=== DOCUMENT EXTRACT ===

--

I guess they got things under control. Good for them.

I'd invested about $1000 in stock before I left; I called 'em up a few years ago (after finding out they were still around) and found out they'd done some kind of restructuring that blew my shares into oblivion somehow. Easy come, easy go.



How is it possible to loose $1000 of stock? I was wondering because I am a bit concerned about my own stocks that I invested.


Something about a transaction in 2001 that created a new corporation and "extinguished all equity interests in the predecessor companies."

I'm sure it's entirely legal and so forth. Let me tell you about the time I turned $10,000 into 17 shares of Oracle . . .


I still don't get it.

So it's not that you lost $1000 of SuccessFactors shares, right? It's something you had invested in some other company which was bought by SuccessFactors later, and during this conversion period existing shares were restructured, or something along with these lines.


Well, something like that -- I wrote a check for SuccessFactors shares. I have a letter to this effect in my files.

Later, some mumbo-jumbo happened that "extinguished" the value of these shares. I'm guessing this was some kind of IP transfer, whereupon the "old SuccessFactors" went out of business, and the "new SuccessFactors" -- different company, same name -- arose.

Given how "old SuccessFactors" was being run, it doesn't surprise me.


Maybe a cramdown after recapitalization?

--

=== REQUIRED ACTION 1 ===
From the SuccessFactors stock discussion, transcribe the part that opens with the words "Something about a" and closes with "in my files.".
=== REQUIRED ACTION 2 ===
In the SuccessFactors stock discussion, in what year did the transaction that created a new corporation take place?

=== SUPPLIED RECORDS ===
--

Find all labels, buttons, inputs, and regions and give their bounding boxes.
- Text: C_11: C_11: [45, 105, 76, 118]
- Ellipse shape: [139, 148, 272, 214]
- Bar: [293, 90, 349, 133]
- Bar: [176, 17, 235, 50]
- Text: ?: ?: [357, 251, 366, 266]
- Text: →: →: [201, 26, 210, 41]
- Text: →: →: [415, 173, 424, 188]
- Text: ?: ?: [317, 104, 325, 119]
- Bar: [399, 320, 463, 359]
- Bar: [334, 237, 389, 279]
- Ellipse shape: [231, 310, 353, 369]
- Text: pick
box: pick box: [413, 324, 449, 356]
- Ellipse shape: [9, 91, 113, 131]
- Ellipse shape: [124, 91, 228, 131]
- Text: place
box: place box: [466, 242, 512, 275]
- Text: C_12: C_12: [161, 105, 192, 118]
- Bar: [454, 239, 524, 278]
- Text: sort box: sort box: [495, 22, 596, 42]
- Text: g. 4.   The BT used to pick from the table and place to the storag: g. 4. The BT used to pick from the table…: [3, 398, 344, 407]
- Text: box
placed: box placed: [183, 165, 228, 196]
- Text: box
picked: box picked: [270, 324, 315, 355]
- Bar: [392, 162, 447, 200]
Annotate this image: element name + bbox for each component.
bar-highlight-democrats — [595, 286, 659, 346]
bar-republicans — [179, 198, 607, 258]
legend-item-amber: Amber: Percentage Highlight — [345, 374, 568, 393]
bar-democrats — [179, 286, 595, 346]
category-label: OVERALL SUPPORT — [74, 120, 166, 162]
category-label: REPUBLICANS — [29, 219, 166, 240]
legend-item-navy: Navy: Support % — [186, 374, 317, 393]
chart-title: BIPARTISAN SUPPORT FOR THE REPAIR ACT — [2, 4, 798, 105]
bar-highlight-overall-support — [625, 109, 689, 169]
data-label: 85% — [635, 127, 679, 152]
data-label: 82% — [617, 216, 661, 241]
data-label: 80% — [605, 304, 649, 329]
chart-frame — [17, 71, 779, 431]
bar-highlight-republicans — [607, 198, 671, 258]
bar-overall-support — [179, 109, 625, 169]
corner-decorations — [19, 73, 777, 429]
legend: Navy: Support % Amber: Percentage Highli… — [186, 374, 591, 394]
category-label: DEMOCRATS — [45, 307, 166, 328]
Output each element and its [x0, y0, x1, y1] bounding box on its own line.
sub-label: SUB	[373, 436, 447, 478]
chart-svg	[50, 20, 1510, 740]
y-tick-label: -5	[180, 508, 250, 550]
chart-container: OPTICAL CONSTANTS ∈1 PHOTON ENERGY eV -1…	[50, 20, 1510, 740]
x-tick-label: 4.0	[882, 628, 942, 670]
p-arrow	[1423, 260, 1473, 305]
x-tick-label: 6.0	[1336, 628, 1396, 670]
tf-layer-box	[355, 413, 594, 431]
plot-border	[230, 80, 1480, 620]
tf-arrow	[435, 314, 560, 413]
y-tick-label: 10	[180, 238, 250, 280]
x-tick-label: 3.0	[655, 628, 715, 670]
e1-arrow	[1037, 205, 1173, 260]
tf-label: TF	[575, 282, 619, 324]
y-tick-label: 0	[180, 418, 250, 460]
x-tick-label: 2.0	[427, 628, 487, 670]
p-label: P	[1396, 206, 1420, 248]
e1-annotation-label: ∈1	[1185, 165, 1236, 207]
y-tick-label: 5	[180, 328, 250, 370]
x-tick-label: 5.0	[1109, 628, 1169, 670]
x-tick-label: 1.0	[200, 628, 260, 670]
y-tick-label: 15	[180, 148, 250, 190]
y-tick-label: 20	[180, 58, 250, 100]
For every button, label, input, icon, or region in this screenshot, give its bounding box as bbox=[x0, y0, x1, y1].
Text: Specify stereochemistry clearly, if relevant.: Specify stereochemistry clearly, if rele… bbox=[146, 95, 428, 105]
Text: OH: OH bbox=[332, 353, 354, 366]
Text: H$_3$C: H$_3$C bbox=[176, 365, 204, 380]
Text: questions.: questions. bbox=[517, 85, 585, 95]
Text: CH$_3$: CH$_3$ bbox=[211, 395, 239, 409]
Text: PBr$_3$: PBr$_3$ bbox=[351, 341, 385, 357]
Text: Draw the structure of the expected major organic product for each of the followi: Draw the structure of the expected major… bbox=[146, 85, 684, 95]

--

=== TASK RESPONSE 1 ===
Something about a transaction in 2001 that created a new corporation and "extinguished all equity interests in the predecessor companies."

I'm sure it's entirely legal and so forth. Let me tell you about the time I turned $10,000 into 17 shares of Oracle . . .


I still don't get it.

So it's not that you lost $1000 of SuccessFactors shares, right? It's something you had invested in some other company which was bought by SuccessFactors later, and during this conversion period existing shares were restructured, or something along with these lines.


Well, something like that -- I wrote a check for SuccessFactors shares. I have a letter to this effect in my files.

=== TASK RESPONSE 2 ===
2001